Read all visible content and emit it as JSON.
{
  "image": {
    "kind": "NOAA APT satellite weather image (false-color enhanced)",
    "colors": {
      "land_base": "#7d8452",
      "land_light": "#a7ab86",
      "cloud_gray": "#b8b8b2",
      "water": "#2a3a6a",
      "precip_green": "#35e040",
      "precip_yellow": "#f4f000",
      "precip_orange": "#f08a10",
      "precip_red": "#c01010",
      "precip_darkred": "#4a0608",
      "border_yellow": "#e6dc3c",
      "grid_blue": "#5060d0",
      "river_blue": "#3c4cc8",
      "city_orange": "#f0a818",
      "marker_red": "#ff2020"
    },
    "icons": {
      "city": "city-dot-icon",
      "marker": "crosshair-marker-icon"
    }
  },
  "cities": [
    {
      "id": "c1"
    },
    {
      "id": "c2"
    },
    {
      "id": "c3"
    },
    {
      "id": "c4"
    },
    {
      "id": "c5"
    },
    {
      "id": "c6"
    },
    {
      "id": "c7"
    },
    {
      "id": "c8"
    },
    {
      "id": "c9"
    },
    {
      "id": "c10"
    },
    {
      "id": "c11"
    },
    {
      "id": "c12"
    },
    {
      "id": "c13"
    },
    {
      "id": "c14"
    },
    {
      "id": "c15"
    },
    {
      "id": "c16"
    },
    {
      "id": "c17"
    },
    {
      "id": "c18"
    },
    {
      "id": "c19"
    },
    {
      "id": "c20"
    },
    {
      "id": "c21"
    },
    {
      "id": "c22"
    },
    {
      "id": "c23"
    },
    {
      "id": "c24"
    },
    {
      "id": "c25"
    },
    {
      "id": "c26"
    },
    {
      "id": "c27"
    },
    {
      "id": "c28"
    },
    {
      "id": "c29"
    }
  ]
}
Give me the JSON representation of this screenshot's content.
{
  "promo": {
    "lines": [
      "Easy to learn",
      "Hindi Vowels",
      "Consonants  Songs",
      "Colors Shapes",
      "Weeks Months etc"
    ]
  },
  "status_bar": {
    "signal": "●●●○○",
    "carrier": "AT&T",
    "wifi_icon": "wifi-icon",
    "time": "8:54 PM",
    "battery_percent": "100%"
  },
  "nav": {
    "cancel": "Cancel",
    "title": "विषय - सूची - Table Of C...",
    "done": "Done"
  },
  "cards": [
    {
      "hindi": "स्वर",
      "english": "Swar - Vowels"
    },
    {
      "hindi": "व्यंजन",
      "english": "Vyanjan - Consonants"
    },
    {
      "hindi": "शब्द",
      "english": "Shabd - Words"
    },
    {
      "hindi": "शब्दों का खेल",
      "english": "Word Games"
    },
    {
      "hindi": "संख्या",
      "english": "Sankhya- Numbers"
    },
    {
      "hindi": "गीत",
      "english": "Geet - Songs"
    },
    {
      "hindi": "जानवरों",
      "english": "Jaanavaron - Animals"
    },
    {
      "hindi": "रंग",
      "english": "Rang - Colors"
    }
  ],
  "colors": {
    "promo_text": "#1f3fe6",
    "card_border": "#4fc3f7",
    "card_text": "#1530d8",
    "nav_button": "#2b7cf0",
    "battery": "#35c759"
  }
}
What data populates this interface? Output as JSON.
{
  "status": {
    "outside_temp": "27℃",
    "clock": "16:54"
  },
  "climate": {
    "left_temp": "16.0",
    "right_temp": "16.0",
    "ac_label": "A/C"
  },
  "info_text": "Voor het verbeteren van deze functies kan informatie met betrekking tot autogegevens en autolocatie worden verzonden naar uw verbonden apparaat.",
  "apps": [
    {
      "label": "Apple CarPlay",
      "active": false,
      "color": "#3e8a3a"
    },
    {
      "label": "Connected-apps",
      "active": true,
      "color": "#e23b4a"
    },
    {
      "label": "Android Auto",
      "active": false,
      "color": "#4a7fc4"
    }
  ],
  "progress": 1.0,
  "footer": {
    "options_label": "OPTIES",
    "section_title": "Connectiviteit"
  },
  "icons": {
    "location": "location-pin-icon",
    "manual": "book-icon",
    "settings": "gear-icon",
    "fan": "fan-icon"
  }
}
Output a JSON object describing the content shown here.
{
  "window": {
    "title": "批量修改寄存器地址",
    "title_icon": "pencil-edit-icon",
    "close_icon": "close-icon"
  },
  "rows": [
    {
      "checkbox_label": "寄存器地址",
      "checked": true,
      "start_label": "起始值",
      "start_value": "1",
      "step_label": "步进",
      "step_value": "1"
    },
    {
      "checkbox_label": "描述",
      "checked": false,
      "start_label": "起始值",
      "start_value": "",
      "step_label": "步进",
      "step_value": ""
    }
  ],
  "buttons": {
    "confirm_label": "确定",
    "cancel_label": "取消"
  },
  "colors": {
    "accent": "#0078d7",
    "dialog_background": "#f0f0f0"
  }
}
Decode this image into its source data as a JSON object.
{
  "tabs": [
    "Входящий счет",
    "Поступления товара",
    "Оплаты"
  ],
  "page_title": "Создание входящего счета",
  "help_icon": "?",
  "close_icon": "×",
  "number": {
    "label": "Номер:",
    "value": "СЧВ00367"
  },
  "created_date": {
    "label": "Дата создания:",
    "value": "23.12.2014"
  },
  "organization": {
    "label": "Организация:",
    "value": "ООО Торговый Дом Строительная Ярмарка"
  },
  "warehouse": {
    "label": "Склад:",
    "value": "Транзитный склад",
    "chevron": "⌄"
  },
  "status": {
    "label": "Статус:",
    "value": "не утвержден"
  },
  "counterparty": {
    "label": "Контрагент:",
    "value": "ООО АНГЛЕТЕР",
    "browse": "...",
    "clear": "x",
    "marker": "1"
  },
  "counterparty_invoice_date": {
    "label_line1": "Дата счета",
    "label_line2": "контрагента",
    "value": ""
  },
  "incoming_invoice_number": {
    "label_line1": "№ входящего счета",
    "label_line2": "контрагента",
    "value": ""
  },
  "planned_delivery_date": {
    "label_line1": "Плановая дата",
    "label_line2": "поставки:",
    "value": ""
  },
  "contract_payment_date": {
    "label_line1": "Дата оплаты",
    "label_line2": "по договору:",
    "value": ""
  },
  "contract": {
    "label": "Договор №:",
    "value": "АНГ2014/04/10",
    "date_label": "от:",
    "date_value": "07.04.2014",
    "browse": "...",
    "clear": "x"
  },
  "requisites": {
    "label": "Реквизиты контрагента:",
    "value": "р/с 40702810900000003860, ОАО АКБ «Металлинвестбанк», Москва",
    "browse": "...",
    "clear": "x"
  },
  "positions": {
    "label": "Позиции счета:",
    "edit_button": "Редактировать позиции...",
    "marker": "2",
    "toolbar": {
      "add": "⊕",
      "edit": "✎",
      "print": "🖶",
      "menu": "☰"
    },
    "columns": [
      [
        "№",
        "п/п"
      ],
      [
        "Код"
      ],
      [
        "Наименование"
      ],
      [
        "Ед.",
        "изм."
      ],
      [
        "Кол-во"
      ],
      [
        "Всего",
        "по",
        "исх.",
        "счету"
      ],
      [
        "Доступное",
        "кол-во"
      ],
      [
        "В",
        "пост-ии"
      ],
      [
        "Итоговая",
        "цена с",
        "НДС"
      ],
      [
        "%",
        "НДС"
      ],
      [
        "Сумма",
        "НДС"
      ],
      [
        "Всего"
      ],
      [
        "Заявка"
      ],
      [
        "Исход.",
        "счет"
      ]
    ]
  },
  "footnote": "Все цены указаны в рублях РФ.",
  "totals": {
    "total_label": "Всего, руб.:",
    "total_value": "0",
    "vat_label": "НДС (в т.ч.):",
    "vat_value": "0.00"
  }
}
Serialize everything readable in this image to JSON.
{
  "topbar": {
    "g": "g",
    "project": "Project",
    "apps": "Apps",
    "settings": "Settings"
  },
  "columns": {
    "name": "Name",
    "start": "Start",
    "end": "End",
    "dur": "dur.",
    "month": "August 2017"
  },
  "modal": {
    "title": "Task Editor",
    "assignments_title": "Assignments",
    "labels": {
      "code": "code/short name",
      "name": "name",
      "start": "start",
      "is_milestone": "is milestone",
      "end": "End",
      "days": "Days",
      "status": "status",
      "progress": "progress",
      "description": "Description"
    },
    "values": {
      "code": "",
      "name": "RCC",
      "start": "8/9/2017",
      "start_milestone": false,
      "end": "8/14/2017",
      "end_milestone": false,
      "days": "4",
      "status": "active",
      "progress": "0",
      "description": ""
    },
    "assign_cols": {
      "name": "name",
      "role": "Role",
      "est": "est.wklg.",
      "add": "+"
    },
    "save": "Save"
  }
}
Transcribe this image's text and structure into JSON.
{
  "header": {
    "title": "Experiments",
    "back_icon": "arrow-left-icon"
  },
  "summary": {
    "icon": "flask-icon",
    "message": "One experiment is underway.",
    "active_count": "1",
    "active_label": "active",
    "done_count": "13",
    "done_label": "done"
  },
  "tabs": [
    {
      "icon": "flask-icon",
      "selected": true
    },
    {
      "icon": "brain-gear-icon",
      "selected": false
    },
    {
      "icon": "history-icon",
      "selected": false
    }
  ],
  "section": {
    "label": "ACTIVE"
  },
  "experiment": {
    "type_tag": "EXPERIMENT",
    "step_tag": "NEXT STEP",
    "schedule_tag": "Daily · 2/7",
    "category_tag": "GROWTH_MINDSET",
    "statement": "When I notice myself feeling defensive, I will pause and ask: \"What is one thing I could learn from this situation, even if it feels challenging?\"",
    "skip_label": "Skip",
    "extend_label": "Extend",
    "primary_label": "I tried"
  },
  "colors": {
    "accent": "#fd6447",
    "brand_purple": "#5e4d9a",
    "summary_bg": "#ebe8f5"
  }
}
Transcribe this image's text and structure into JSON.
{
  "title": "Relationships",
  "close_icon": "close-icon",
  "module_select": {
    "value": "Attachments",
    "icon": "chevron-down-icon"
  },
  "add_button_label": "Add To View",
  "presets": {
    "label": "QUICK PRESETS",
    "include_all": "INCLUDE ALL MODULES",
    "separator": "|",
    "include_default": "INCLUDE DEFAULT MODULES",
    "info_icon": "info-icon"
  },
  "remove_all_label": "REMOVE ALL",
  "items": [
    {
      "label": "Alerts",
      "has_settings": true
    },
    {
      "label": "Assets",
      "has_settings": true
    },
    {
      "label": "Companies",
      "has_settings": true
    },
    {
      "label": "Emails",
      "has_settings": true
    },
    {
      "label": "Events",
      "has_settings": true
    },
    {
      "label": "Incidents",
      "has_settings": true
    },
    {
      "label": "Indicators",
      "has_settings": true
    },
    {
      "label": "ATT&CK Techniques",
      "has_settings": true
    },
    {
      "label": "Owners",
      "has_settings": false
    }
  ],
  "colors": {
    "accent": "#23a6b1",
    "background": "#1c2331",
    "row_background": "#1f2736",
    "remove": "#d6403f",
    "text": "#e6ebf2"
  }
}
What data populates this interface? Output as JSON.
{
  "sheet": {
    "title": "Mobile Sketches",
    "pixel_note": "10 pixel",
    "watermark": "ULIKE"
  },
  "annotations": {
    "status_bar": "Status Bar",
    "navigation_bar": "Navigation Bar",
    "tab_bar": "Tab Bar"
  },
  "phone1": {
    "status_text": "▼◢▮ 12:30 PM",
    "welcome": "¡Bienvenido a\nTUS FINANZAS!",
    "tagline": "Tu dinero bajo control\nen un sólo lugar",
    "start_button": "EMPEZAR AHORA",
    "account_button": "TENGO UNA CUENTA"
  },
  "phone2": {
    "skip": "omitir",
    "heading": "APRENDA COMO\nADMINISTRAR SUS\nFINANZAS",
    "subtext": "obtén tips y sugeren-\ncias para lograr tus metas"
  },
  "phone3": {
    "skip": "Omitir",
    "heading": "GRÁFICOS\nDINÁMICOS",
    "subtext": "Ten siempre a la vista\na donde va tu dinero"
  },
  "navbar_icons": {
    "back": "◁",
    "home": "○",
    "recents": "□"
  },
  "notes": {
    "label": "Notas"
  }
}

_ _ _ _ _ _ _

THE PROBLEM: In the entries above, identify every line with the word "image". Copy those lines.

REPLY:
  "image": {
    "kind": "NOAA APT satellite weather image (false-color enhanced)",
Decode this image into its source data as a JSON object.
Serialize everything readable in this image to JSON.
Transcribe this image's text and structure into JSON.
Transcribe this image's text and structure into JSON.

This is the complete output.